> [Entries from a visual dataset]
· · ·

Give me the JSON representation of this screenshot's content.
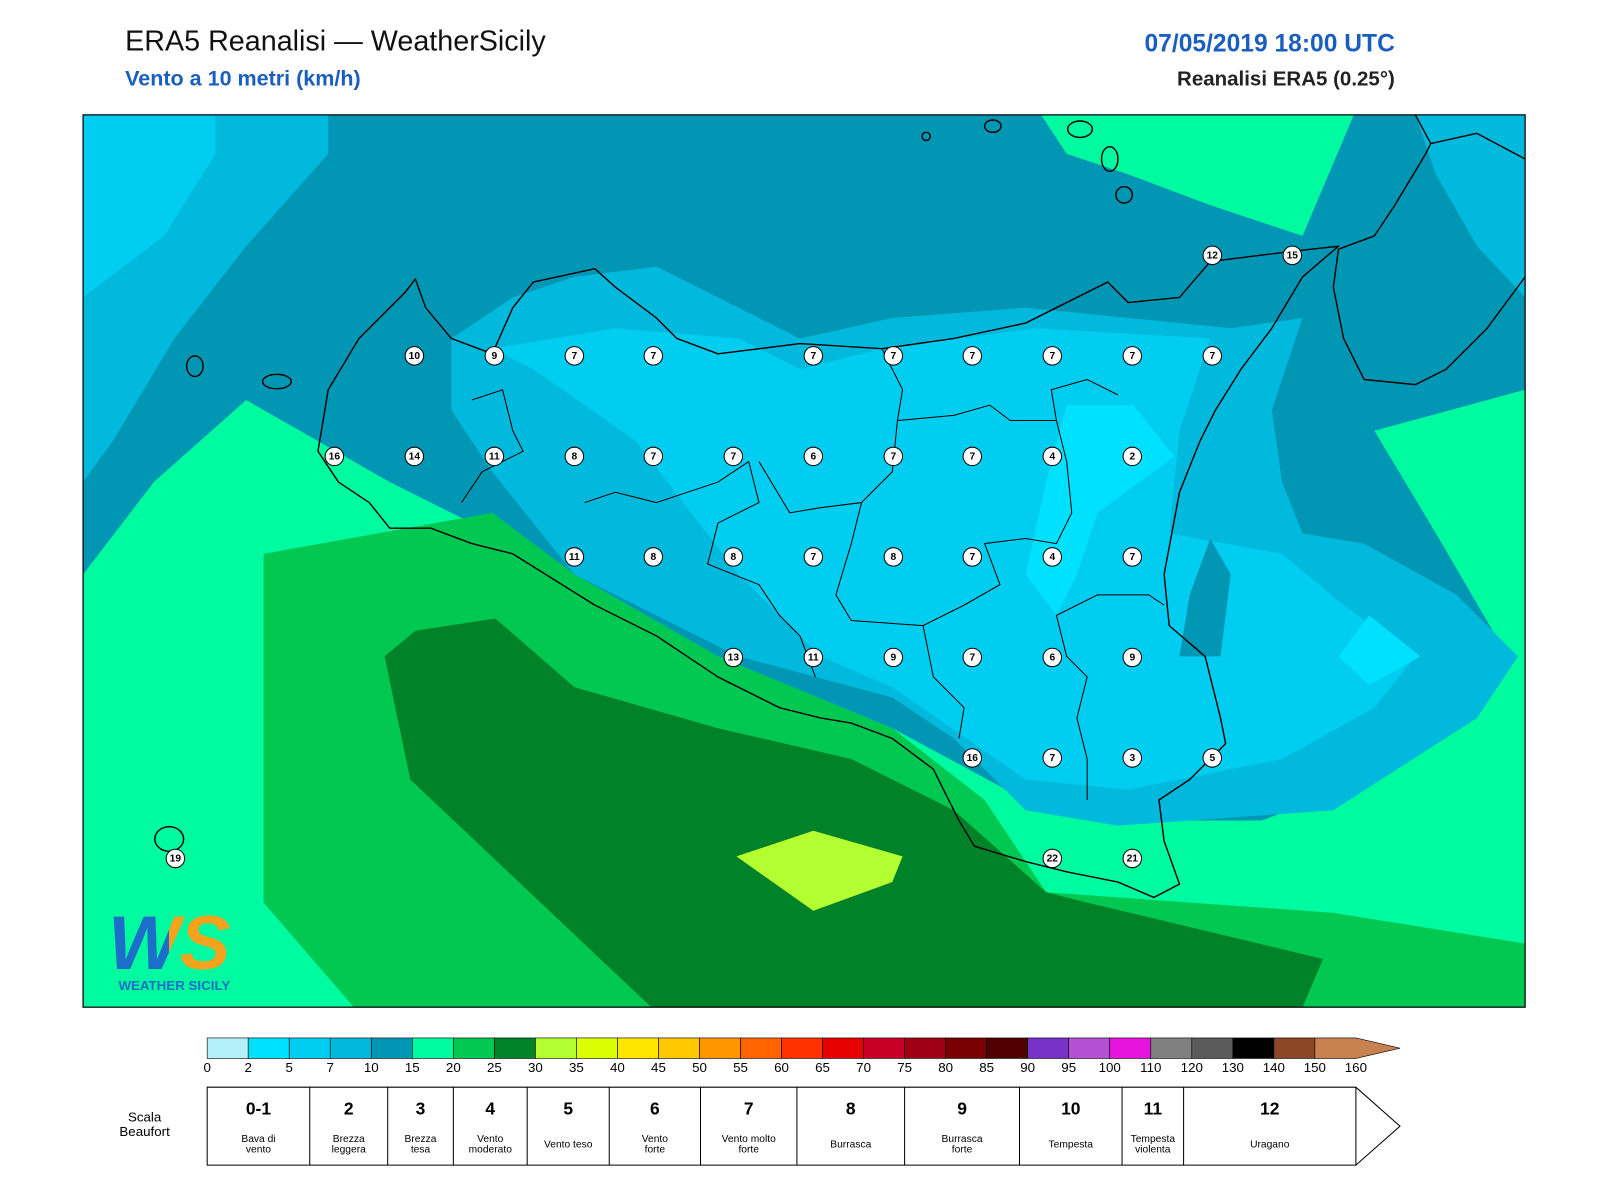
{
  "header": {
    "title": "ERA5 Reanalisi — WeatherSicily",
    "subtitle": "Vento a 10 metri (km/h)",
    "date": "07/05/2019 18:00 UTC",
    "source": "Reanalisi ERA5 (0.25°)"
  },
  "stations": [
    12,
    15,
    10,
    9,
    7,
    7,
    7,
    7,
    7,
    7,
    7,
    7,
    16,
    14,
    11,
    8,
    7,
    7,
    6,
    7,
    7,
    4,
    2,
    11,
    8,
    8,
    7,
    8,
    7,
    4,
    7,
    13,
    11,
    9,
    7,
    6,
    9,
    16,
    7,
    3,
    5,
    19,
    22,
    21
  ],
  "logo": {
    "mark": "WS",
    "name": "WEATHER SICILY"
  },
  "colorbar": {
    "ticks": [
      0,
      2,
      5,
      7,
      10,
      15,
      20,
      25,
      30,
      35,
      40,
      45,
      50,
      55,
      60,
      65,
      70,
      75,
      80,
      85,
      90,
      95,
      100,
      110,
      120,
      130,
      140,
      150,
      160
    ],
    "colors": [
      "#b4f0fa",
      "#00e0ff",
      "#00cdf0",
      "#00b9dc",
      "#0096b4",
      "#00faa0",
      "#00c850",
      "#008228",
      "#b4ff32",
      "#dcff00",
      "#ffe600",
      "#ffc800",
      "#ff9600",
      "#ff6400",
      "#ff3200",
      "#e60000",
      "#c80028",
      "#a00014",
      "#780000",
      "#500000",
      "#7832c8",
      "#b450d2",
      "#e614dc",
      "#808080",
      "#5a5a5a",
      "#000000",
      "#8c4628",
      "#c88250"
    ]
  },
  "beaufort": {
    "label": [
      "Scala",
      "Beaufort"
    ],
    "levels": [
      {
        "force": "0-1",
        "desc": [
          "Bava di",
          "vento"
        ]
      },
      {
        "force": 2,
        "desc": [
          "Brezza",
          "leggera"
        ]
      },
      {
        "force": 3,
        "desc": [
          "Brezza",
          "tesa"
        ]
      },
      {
        "force": 4,
        "desc": [
          "Vento",
          "moderato"
        ]
      },
      {
        "force": 5,
        "desc": [
          "Vento teso"
        ]
      },
      {
        "force": 6,
        "desc": [
          "Vento",
          "forte"
        ]
      },
      {
        "force": 7,
        "desc": [
          "Vento molto",
          "forte"
        ]
      },
      {
        "force": 8,
        "desc": [
          "Burrasca"
        ]
      },
      {
        "force": 9,
        "desc": [
          "Burrasca",
          "forte"
        ]
      },
      {
        "force": 10,
        "desc": [
          "Tempesta"
        ]
      },
      {
        "force": 11,
        "desc": [
          "Tempesta",
          "violenta"
        ]
      },
      {
        "force": 12,
        "desc": [
          "Uragano"
        ]
      }
    ]
  }
}
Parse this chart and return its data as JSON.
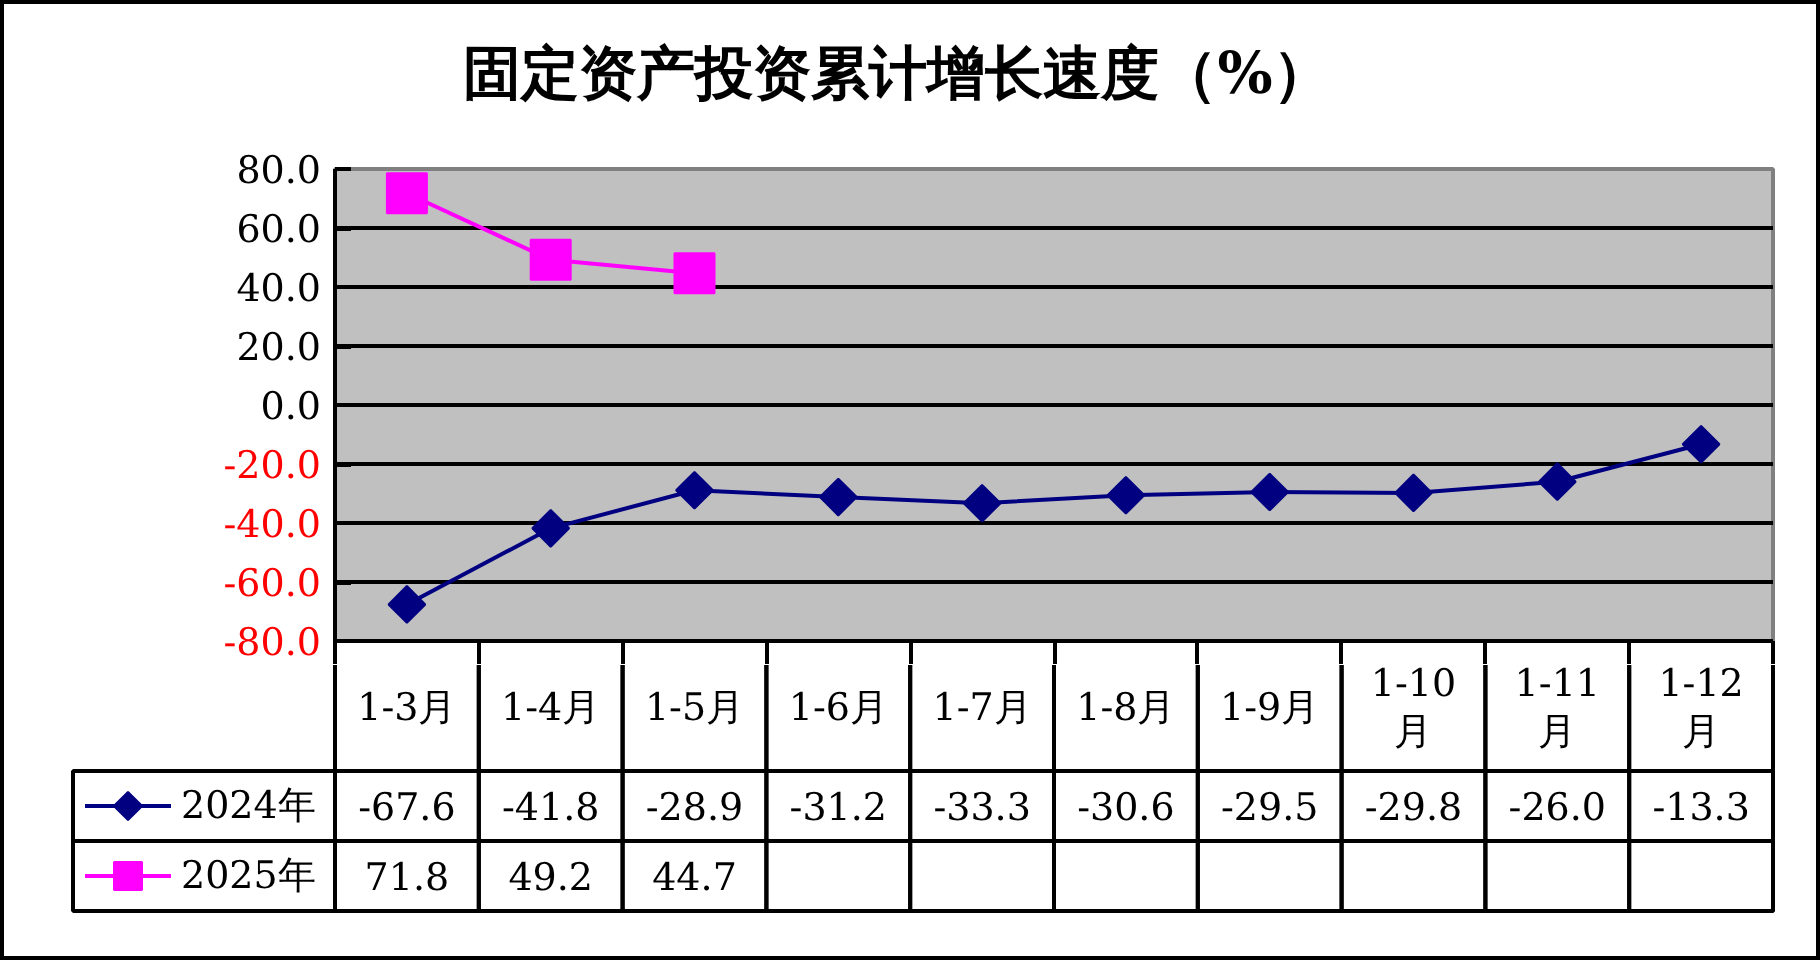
{
  "chart_data": {
    "type": "line",
    "title": "固定资产投资累计增长速度（%）",
    "categories": [
      "1-3月",
      "1-4月",
      "1-5月",
      "1-6月",
      "1-7月",
      "1-8月",
      "1-9月",
      "1-10月",
      "1-11月",
      "1-12月"
    ],
    "series": [
      {
        "name": "2024年",
        "color": "#000080",
        "marker": "diamond",
        "values": [
          -67.6,
          -41.8,
          -28.9,
          -31.2,
          -33.3,
          -30.6,
          -29.5,
          -29.8,
          -26.0,
          -13.3
        ],
        "value_labels": [
          "-67.6",
          "-41.8",
          "-28.9",
          "-31.2",
          "-33.3",
          "-30.6",
          "-29.5",
          "-29.8",
          "-26.0",
          "-13.3"
        ]
      },
      {
        "name": "2025年",
        "color": "#ff00ff",
        "marker": "square",
        "values": [
          71.8,
          49.2,
          44.7,
          null,
          null,
          null,
          null,
          null,
          null,
          null
        ],
        "value_labels": [
          "71.8",
          "49.2",
          "44.7",
          null,
          null,
          null,
          null,
          null,
          null,
          null
        ]
      }
    ],
    "ylim": [
      -80,
      80
    ],
    "yticks": [
      {
        "value": 80,
        "label": "80.0"
      },
      {
        "value": 60,
        "label": "60.0"
      },
      {
        "value": 40,
        "label": "40.0"
      },
      {
        "value": 20,
        "label": "20.0"
      },
      {
        "value": 0,
        "label": "0.0"
      },
      {
        "value": -20,
        "label": "-20.0"
      },
      {
        "value": -40,
        "label": "-40.0"
      },
      {
        "value": -60,
        "label": "-60.0"
      },
      {
        "value": -80,
        "label": "-80.0"
      }
    ],
    "grid": "y",
    "legend": "bottom left"
  }
}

· · ·

> [WHAT IS REQUIRED]
All of the material above should be reproduced exactly, except the pictures.

> [REPLY TO THE TASK]
Give me the JSON representation of this screenshot's content.
{
  "header": {
    "title": "ERA5 Reanalisi — WeatherSicily",
    "subtitle": "Vento a 10 metri (km/h)",
    "date": "07/05/2019 18:00 UTC",
    "source": "Reanalisi ERA5 (0.25°)"
  },
  "stations": [
    12,
    15,
    10,
    9,
    7,
    7,
    7,
    7,
    7,
    7,
    7,
    7,
    16,
    14,
    11,
    8,
    7,
    7,
    6,
    7,
    7,
    4,
    2,
    11,
    8,
    8,
    7,
    8,
    7,
    4,
    7,
    13,
    11,
    9,
    7,
    6,
    9,
    16,
    7,
    3,
    5,
    19,
    22,
    21
  ],
  "logo": {
    "mark": "WS",
    "name": "WEATHER SICILY"
  },
  "colorbar": {
    "ticks": [
      0,
      2,
      5,
      7,
      10,
      15,
      20,
      25,
      30,
      35,
      40,
      45,
      50,
      55,
      60,
      65,
      70,
      75,
      80,
      85,
      90,
      95,
      100,
      110,
      120,
      130,
      140,
      150,
      160
    ],
    "colors": [
      "#b4f0fa",
      "#00e0ff",
      "#00cdf0",
      "#00b9dc",
      "#0096b4",
      "#00faa0",
      "#00c850",
      "#008228",
      "#b4ff32",
      "#dcff00",
      "#ffe600",
      "#ffc800",
      "#ff9600",
      "#ff6400",
      "#ff3200",
      "#e60000",
      "#c80028",
      "#a00014",
      "#780000",
      "#500000",
      "#7832c8",
      "#b450d2",
      "#e614dc",
      "#808080",
      "#5a5a5a",
      "#000000",
      "#8c4628",
      "#c88250"
    ]
  },
  "beaufort": {
    "label": [
      "Scala",
      "Beaufort"
    ],
    "levels": [
      {
        "force": "0-1",
        "desc": [
          "Bava di",
          "vento"
        ]
      },
      {
        "force": 2,
        "desc": [
          "Brezza",
          "leggera"
        ]
      },
      {
        "force": 3,
        "desc": [
          "Brezza",
          "tesa"
        ]
      },
      {
        "force": 4,
        "desc": [
          "Vento",
          "moderato"
        ]
      },
      {
        "force": 5,
        "desc": [
          "Vento teso"
        ]
      },
      {
        "force": 6,
        "desc": [
          "Vento",
          "forte"
        ]
      },
      {
        "force": 7,
        "desc": [
          "Vento molto",
          "forte"
        ]
      },
      {
        "force": 8,
        "desc": [
          "Burrasca"
        ]
      },
      {
        "force": 9,
        "desc": [
          "Burrasca",
          "forte"
        ]
      },
      {
        "force": 10,
        "desc": [
          "Tempesta"
        ]
      },
      {
        "force": 11,
        "desc": [
          "Tempesta",
          "violenta"
        ]
      },
      {
        "force": 12,
        "desc": [
          "Uragano"
        ]
      }
    ]
  }
}
Parse this chart and return its data as JSON.
{
  "chart_data": {
    "type": "line",
    "title": "固定资产投资累计增长速度（%）",
    "categories": [
      "1-3月",
      "1-4月",
      "1-5月",
      "1-6月",
      "1-7月",
      "1-8月",
      "1-9月",
      "1-10月",
      "1-11月",
      "1-12月"
    ],
    "series": [
      {
        "name": "2024年",
        "color": "#000080",
        "marker": "diamond",
        "values": [
          -67.6,
          -41.8,
          -28.9,
          -31.2,
          -33.3,
          -30.6,
          -29.5,
          -29.8,
          -26.0,
          -13.3
        ],
        "value_labels": [
          "-67.6",
          "-41.8",
          "-28.9",
          "-31.2",
          "-33.3",
          "-30.6",
          "-29.5",
          "-29.8",
          "-26.0",
          "-13.3"
        ]
      },
      {
        "name": "2025年",
        "color": "#ff00ff",
        "marker": "square",
        "values": [
          71.8,
          49.2,
          44.7,
          null,
          null,
          null,
          null,
          null,
          null,
          null
        ],
        "value_labels": [
          "71.8",
          "49.2",
          "44.7",
          null,
          null,
          null,
          null,
          null,
          null,
          null
        ]
      }
    ],
    "ylim": [
      -80,
      80
    ],
    "yticks": [
      {
        "value": 80,
        "label": "80.0"
      },
      {
        "value": 60,
        "label": "60.0"
      },
      {
        "value": 40,
        "label": "40.0"
      },
      {
        "value": 20,
        "label": "20.0"
      },
      {
        "value": 0,
        "label": "0.0"
      },
      {
        "value": -20,
        "label": "-20.0"
      },
      {
        "value": -40,
        "label": "-40.0"
      },
      {
        "value": -60,
        "label": "-60.0"
      },
      {
        "value": -80,
        "label": "-80.0"
      }
    ],
    "grid": "y",
    "legend": "bottom left"
  }
}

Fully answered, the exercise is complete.